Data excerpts

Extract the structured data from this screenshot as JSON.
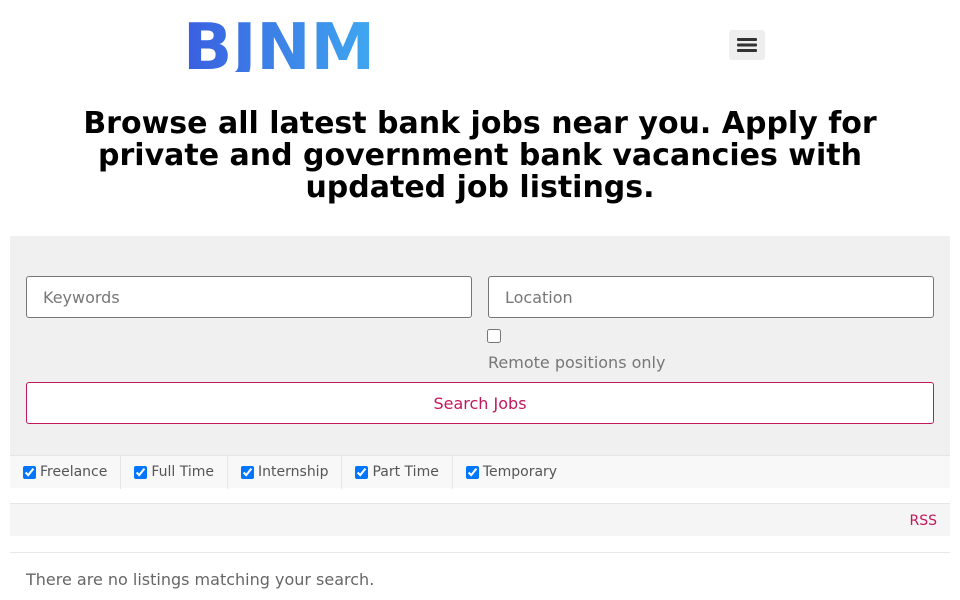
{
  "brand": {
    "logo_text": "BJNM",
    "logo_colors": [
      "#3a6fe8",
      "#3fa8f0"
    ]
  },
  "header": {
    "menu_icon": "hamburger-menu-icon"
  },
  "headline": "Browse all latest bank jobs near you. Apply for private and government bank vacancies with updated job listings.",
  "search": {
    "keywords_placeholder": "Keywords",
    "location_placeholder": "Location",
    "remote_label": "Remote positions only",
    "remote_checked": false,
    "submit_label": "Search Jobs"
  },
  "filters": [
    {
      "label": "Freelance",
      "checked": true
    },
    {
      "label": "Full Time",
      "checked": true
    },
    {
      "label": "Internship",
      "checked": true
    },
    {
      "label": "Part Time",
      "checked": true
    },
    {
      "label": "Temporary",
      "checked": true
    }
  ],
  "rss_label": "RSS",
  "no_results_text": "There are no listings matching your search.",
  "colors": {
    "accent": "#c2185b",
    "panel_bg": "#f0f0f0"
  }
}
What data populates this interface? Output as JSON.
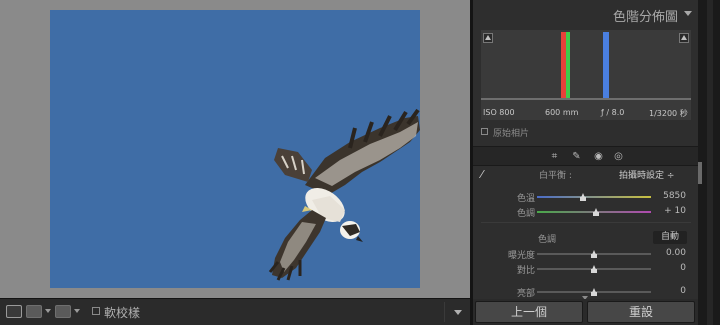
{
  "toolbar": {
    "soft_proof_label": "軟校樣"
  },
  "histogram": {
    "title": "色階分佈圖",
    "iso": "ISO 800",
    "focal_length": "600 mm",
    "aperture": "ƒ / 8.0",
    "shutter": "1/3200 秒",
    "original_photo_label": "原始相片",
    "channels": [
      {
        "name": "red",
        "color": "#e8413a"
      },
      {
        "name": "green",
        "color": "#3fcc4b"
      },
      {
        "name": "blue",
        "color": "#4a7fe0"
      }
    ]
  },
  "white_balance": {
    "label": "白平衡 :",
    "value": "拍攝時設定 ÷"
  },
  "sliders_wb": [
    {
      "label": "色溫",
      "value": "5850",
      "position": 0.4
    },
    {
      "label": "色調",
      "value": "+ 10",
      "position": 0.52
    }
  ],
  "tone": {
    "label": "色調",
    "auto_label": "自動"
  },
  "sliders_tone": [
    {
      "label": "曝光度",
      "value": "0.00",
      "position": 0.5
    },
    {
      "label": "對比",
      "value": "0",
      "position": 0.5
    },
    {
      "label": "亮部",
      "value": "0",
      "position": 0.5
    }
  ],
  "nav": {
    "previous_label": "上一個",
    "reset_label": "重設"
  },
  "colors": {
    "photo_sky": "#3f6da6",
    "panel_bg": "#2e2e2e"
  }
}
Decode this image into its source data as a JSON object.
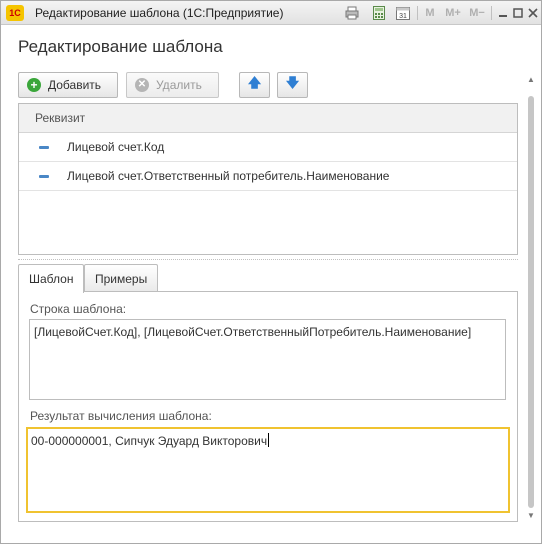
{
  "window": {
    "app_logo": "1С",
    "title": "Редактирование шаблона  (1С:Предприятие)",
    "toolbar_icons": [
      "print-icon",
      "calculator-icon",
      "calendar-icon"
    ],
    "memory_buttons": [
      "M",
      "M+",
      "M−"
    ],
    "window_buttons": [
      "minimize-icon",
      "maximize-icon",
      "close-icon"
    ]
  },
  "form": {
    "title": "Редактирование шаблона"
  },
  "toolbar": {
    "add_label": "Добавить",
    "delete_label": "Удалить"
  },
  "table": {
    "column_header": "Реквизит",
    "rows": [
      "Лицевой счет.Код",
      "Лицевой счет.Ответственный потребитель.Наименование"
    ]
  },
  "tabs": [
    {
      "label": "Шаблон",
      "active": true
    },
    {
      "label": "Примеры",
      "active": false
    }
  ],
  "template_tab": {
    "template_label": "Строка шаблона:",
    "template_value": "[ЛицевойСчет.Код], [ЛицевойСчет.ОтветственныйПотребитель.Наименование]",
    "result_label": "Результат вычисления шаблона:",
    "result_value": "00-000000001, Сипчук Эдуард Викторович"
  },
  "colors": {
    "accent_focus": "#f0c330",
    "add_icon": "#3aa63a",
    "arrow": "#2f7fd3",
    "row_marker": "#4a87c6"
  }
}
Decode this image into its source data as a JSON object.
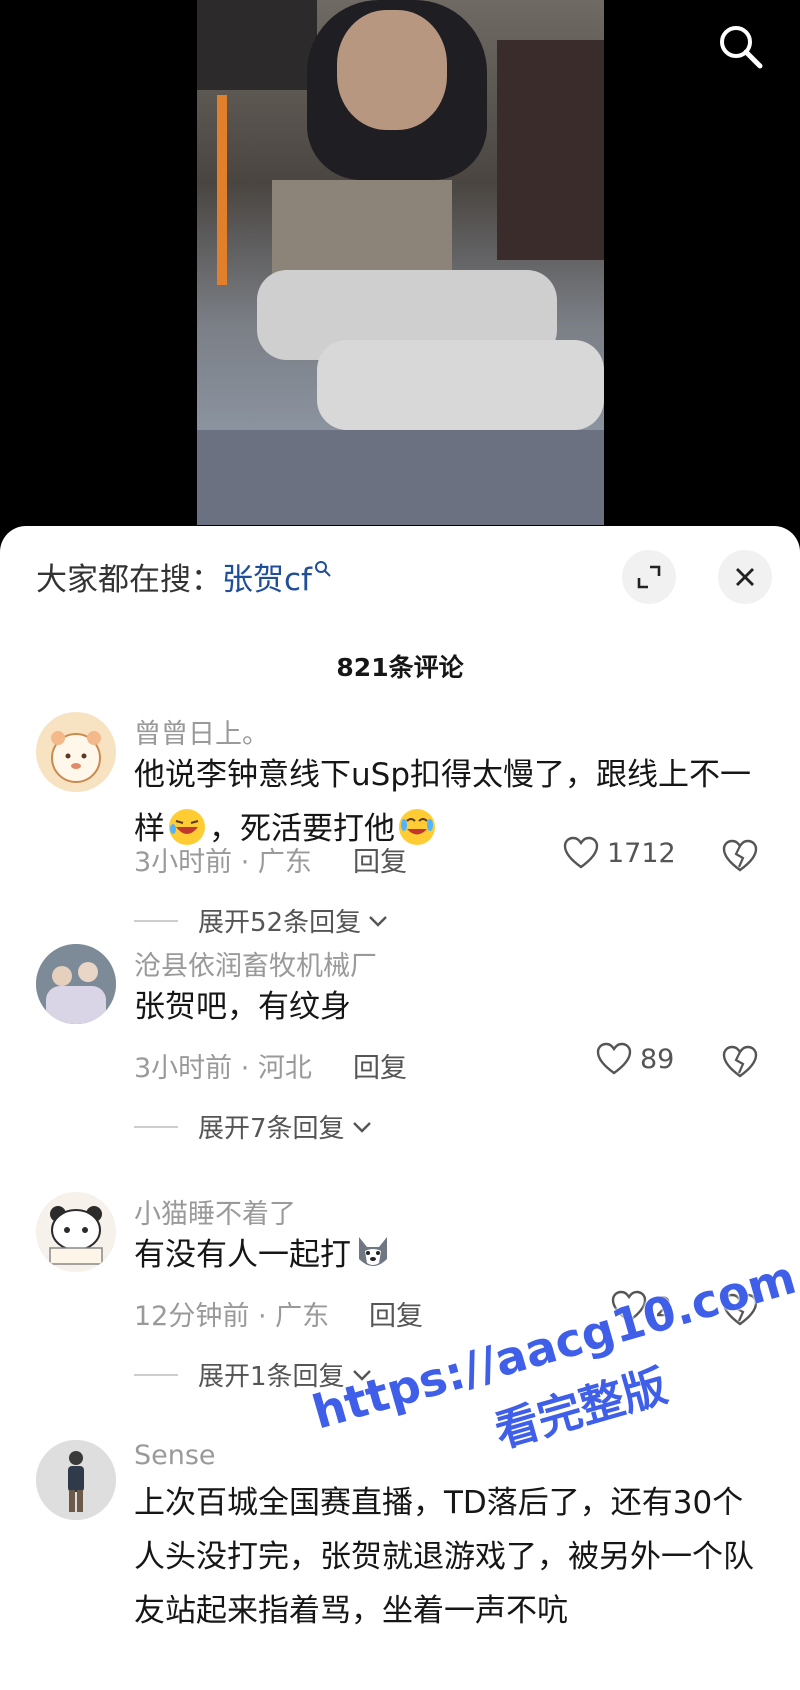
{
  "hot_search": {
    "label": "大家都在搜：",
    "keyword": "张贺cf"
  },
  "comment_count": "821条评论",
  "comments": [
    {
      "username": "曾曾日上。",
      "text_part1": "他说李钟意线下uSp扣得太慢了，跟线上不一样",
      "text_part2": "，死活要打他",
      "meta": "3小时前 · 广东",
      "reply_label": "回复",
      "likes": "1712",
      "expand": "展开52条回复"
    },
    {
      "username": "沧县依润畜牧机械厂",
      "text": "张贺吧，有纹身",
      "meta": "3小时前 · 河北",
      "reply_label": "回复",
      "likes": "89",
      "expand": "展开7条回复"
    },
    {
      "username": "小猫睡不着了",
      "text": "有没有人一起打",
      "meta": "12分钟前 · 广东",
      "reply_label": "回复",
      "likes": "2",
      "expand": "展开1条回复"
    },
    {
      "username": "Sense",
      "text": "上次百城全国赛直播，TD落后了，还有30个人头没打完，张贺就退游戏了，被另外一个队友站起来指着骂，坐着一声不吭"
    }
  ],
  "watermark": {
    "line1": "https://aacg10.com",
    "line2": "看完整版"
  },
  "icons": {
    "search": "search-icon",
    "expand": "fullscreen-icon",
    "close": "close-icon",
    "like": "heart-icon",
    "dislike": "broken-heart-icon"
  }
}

---

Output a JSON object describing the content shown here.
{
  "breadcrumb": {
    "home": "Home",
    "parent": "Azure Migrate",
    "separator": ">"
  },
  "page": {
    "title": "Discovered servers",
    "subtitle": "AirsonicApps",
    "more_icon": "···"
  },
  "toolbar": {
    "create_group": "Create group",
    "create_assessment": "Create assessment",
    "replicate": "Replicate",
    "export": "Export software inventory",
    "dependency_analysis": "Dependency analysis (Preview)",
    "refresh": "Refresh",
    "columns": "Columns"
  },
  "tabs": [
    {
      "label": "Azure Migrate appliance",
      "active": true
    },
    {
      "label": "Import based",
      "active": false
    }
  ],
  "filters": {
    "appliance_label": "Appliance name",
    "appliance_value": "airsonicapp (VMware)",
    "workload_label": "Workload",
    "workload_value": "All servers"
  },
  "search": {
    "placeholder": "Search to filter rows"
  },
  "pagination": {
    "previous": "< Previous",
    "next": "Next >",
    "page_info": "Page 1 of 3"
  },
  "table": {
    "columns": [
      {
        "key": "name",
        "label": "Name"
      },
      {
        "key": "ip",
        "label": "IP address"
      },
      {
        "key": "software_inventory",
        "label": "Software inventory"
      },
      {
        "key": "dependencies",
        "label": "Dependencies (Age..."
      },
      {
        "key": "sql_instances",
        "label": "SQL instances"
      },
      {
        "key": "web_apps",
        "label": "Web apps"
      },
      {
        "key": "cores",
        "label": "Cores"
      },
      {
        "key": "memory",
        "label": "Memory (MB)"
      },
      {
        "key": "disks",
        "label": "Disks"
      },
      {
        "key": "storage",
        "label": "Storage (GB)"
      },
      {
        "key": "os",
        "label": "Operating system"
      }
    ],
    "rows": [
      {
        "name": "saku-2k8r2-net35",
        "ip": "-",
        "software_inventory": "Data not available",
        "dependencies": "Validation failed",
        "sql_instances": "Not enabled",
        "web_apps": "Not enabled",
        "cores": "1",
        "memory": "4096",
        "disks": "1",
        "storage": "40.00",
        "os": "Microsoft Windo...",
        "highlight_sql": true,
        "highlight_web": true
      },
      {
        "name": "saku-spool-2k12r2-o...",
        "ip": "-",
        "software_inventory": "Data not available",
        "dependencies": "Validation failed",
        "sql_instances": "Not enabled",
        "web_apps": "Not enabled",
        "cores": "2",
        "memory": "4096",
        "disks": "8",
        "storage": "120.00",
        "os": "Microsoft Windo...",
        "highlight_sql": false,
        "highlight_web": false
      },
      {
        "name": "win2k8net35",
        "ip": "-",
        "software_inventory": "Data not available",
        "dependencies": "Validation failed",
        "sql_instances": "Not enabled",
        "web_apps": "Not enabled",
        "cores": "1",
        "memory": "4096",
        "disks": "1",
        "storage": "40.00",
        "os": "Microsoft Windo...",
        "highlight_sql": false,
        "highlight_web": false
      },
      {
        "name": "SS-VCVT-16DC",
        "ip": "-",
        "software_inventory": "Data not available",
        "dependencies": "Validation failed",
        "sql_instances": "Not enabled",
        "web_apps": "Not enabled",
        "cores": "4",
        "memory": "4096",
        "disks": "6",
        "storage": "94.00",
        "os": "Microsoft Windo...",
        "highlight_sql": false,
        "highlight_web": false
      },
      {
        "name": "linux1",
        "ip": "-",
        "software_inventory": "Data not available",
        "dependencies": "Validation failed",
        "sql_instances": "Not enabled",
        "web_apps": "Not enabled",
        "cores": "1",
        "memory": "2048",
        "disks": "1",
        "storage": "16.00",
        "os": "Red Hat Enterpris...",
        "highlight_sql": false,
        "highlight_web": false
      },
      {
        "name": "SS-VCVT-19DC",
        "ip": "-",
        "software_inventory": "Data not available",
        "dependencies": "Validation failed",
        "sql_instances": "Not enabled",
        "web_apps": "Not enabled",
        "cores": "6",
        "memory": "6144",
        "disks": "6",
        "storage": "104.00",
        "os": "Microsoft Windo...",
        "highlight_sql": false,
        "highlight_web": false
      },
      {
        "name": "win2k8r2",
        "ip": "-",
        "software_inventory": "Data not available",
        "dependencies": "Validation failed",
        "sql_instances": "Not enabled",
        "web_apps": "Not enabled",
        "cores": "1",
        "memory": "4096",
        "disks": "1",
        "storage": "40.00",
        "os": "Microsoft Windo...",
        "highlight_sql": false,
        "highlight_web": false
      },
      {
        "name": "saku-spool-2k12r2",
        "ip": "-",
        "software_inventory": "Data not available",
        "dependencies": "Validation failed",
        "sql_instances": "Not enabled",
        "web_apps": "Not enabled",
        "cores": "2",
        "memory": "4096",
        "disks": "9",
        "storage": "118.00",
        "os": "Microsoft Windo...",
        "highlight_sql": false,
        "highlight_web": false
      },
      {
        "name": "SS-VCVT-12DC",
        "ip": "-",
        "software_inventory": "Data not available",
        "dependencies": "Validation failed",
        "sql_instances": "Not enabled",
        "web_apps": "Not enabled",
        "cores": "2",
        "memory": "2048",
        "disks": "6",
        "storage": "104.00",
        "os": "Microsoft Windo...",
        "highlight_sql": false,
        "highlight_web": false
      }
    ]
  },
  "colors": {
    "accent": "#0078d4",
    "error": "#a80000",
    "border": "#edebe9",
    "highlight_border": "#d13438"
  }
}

**What you should do**
Find every line holding the word "spool"; give their count and nothing else.

**Problem solution**
2